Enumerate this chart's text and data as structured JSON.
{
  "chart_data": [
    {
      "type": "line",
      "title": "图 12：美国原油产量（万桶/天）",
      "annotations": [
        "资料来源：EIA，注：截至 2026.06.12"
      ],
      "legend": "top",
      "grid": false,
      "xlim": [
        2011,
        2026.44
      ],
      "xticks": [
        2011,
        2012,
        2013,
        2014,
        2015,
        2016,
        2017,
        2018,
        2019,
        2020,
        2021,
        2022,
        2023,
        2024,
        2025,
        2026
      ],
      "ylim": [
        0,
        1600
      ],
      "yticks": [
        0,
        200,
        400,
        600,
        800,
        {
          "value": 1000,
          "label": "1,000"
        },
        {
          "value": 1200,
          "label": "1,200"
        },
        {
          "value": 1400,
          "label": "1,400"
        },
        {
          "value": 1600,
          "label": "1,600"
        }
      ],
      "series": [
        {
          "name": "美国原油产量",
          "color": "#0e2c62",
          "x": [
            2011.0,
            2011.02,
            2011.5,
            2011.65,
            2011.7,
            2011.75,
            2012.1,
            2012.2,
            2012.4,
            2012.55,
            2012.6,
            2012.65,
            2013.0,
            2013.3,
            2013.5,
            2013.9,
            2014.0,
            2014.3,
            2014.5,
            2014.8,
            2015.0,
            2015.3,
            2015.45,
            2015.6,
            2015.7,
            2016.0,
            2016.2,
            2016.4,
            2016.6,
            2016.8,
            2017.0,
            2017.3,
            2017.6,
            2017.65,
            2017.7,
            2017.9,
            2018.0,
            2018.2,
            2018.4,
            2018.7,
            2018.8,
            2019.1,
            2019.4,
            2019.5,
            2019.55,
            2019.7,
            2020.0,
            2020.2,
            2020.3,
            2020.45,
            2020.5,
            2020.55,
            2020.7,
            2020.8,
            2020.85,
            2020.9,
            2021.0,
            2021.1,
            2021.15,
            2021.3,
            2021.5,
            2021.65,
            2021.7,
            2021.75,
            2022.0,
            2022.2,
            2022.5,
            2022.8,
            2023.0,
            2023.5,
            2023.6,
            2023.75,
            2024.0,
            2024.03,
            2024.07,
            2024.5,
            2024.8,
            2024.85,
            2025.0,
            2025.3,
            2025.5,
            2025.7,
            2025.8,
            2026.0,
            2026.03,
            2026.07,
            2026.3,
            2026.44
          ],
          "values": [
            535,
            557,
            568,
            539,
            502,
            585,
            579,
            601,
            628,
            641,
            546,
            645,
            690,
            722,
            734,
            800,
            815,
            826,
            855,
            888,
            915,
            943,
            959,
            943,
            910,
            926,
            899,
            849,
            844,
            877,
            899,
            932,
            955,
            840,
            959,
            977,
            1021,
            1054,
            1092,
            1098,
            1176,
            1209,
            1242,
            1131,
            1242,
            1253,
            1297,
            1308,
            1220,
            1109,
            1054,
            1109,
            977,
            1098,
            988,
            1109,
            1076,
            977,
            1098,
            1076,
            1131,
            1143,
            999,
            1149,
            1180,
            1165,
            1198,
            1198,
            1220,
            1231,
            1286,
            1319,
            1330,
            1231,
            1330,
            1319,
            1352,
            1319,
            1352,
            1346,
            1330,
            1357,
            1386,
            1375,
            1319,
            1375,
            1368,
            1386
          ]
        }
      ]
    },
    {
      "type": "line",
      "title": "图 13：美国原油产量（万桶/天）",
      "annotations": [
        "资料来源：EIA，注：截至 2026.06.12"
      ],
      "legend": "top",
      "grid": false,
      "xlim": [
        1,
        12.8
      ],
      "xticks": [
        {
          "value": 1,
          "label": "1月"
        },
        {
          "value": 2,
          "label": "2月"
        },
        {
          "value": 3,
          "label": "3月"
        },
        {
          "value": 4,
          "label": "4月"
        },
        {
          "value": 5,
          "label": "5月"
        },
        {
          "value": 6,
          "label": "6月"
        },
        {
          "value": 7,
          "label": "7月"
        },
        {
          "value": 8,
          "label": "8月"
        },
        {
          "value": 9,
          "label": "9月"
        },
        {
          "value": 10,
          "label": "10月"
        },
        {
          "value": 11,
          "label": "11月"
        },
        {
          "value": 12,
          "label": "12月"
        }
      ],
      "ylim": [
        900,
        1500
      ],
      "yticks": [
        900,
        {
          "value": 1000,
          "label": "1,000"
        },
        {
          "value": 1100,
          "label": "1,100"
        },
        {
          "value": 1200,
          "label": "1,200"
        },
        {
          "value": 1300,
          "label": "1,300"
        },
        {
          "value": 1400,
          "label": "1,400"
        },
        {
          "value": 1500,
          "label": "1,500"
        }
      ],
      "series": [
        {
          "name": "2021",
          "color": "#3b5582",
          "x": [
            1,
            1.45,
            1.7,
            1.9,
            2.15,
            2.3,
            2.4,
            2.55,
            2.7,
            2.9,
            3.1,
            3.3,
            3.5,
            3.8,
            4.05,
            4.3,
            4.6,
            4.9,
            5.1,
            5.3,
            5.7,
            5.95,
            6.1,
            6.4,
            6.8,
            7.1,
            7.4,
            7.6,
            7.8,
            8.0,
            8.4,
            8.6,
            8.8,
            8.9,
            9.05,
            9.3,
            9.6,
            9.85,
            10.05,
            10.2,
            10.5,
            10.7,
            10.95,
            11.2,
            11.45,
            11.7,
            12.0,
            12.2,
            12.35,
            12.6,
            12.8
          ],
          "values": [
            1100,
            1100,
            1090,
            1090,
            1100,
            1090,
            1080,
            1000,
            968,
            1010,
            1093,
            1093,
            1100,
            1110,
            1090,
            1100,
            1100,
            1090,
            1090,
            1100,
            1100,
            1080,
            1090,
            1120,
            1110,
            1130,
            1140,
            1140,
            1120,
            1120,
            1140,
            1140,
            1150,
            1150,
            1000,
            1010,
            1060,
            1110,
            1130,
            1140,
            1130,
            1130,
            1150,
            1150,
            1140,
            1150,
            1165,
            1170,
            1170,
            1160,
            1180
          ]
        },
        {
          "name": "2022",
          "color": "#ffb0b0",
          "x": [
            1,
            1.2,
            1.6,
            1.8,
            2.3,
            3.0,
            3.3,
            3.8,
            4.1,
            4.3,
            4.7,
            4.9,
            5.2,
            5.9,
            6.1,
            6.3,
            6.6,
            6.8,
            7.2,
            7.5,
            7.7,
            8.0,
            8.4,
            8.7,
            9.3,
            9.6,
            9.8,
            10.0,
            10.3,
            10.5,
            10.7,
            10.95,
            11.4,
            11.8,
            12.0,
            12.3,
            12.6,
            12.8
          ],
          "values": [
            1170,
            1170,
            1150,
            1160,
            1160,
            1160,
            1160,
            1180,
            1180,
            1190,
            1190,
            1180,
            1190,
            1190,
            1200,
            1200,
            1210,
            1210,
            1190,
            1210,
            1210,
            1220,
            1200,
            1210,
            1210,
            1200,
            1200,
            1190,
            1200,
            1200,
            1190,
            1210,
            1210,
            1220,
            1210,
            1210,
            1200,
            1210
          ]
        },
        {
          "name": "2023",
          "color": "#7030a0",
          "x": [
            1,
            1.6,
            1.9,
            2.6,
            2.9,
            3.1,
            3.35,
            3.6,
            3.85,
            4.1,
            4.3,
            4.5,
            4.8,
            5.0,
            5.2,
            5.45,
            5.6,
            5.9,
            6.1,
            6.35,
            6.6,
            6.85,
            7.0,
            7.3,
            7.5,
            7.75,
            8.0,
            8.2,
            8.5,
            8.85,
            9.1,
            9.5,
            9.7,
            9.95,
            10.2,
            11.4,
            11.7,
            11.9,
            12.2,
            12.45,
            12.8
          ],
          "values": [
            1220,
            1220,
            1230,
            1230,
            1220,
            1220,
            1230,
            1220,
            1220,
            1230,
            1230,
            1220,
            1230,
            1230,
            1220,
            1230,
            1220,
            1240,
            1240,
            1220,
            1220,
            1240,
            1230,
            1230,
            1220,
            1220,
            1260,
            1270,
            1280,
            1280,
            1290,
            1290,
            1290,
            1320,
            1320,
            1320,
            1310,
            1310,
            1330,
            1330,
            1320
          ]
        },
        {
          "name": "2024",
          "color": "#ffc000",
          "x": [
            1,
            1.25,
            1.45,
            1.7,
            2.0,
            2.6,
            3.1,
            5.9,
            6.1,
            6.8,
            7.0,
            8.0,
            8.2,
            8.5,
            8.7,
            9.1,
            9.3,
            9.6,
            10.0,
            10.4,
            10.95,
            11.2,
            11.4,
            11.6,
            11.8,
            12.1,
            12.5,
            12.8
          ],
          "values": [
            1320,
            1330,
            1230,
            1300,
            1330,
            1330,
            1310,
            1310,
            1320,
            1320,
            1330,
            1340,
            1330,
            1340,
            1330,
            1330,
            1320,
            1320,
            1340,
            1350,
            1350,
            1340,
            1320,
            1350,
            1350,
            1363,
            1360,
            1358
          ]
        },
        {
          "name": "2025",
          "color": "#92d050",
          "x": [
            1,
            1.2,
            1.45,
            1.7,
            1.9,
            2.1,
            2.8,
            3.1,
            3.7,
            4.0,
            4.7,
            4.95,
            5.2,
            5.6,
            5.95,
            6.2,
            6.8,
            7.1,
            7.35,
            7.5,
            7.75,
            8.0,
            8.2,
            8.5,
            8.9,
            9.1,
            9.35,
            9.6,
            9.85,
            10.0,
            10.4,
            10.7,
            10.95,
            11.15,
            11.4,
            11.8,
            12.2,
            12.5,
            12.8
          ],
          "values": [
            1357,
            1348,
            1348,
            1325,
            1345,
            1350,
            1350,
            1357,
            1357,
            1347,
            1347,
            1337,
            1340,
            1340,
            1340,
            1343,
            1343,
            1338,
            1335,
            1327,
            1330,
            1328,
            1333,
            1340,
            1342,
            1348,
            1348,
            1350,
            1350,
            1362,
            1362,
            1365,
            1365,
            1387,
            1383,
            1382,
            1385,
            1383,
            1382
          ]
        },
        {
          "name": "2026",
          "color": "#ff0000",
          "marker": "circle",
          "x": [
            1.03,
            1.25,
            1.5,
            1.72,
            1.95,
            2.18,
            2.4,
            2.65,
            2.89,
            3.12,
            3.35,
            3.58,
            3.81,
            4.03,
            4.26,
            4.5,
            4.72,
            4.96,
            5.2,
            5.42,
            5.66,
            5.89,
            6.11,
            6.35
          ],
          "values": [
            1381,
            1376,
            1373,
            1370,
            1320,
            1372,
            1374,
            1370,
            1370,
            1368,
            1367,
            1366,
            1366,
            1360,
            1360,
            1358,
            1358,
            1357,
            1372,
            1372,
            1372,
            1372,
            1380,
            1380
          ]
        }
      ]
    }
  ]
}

---+---

Required task:
Where a line above contains the word "美国原油产量", copy that line.

Correct result:
      "title": "图 12：美国原油产量（万桶/天）",
          "name": "美国原油产量",
      "title": "图 13：美国原油产量（万桶/天）",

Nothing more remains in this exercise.